Exercise description - Reproduce the records below exactly as they appear, omitting any pictures they contain.

Stored dataset items:
%%

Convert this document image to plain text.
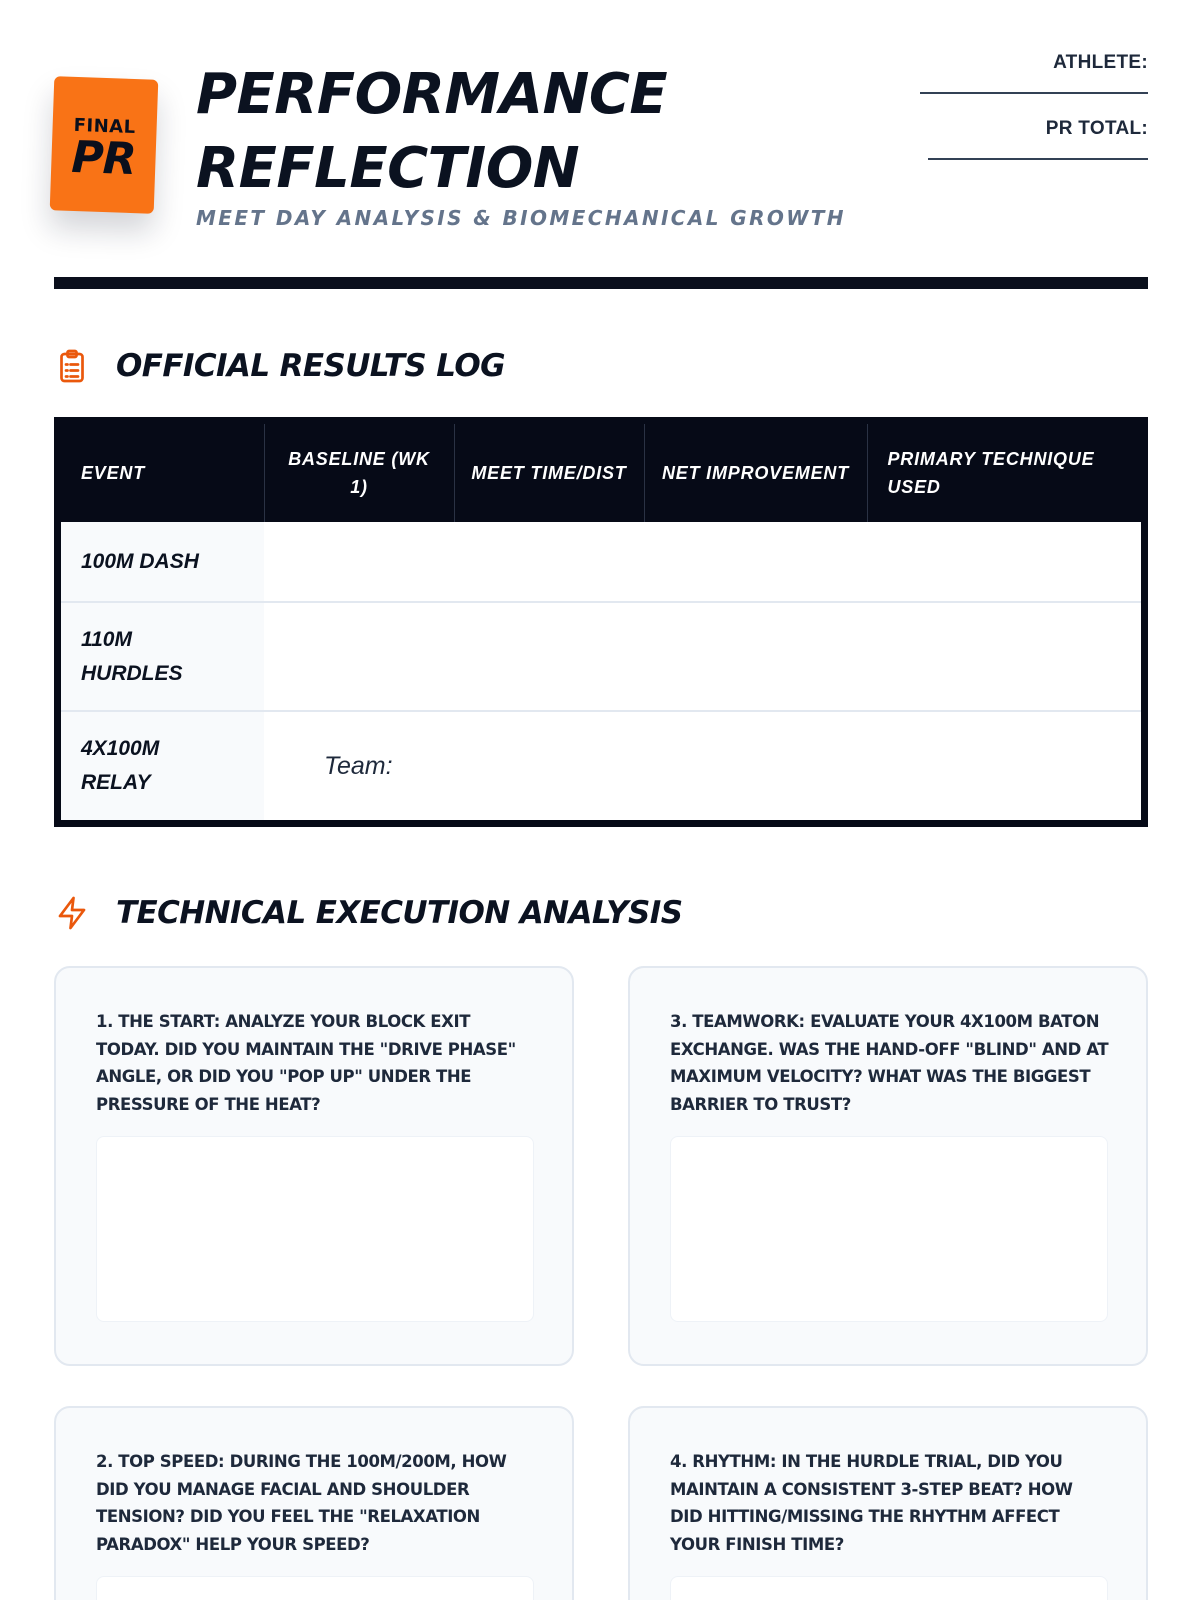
FINAL
PR
PERFORMANCE
REFLECTION
MEET DAY ANALYSIS & BIOMECHANICAL GROWTH
ATHLETE:
PR TOTAL:
OFFICIAL RESULTS LOG
EVENT	BASELINE (WK 1)	MEET TIME/DIST	NET IMPROVEMENT	PRIMARY TECHNIQUE USED
100M DASH				

110M
HURDLES				

4X100M
RELAY	Team:			
TECHNICAL EXECUTION ANALYSIS
1. THE START: ANALYZE YOUR BLOCK EXIT TODAY. DID YOU MAINTAIN THE "DRIVE PHASE" ANGLE, OR DID YOU "POP UP" UNDER THE PRESSURE OF THE HEAT?
3. TEAMWORK: EVALUATE YOUR 4X100M BATON EXCHANGE. WAS THE HAND-OFF "BLIND" AND AT MAXIMUM VELOCITY? WHAT WAS THE BIGGEST BARRIER TO TRUST?
2. TOP SPEED: DURING THE 100M/200M, HOW DID YOU MANAGE FACIAL AND SHOULDER TENSION? DID YOU FEEL THE "RELAXATION PARADOX" HELP YOUR SPEED?
4. RHYTHM: IN THE HURDLE TRIAL, DID YOU MAINTAIN A CONSISTENT 3-STEP BEAT? HOW DID HITTING/MISSING THE RHYTHM AFFECT YOUR FINISH TIME?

%%

Task answer -
Convert this document image to plain text.
FINAL
PR
PERFORMANCE
REFLECTION
MEET DAY ANALYSIS & BIOMECHANICAL GROWTH
ATHLETE:
PR TOTAL:
OFFICIAL RESULTS LOG
EVENT	BASELINE (WK 1)	MEET TIME/DIST	NET IMPROVEMENT	PRIMARY TECHNIQUE USED
100M DASH				

110M
HURDLES				

4X100M
RELAY	Team:			
TECHNICAL EXECUTION ANALYSIS
1. THE START: ANALYZE YOUR BLOCK EXIT TODAY. DID YOU MAINTAIN THE "DRIVE PHASE" ANGLE, OR DID YOU "POP UP" UNDER THE PRESSURE OF THE HEAT?
3. TEAMWORK: EVALUATE YOUR 4X100M BATON EXCHANGE. WAS THE HAND-OFF "BLIND" AND AT MAXIMUM VELOCITY? WHAT WAS THE BIGGEST BARRIER TO TRUST?
2. TOP SPEED: DURING THE 100M/200M, HOW DID YOU MANAGE FACIAL AND SHOULDER TENSION? DID YOU FEEL THE "RELAXATION PARADOX" HELP YOUR SPEED?
4. RHYTHM: IN THE HURDLE TRIAL, DID YOU MAINTAIN A CONSISTENT 3-STEP BEAT? HOW DID HITTING/MISSING THE RHYTHM AFFECT YOUR FINISH TIME?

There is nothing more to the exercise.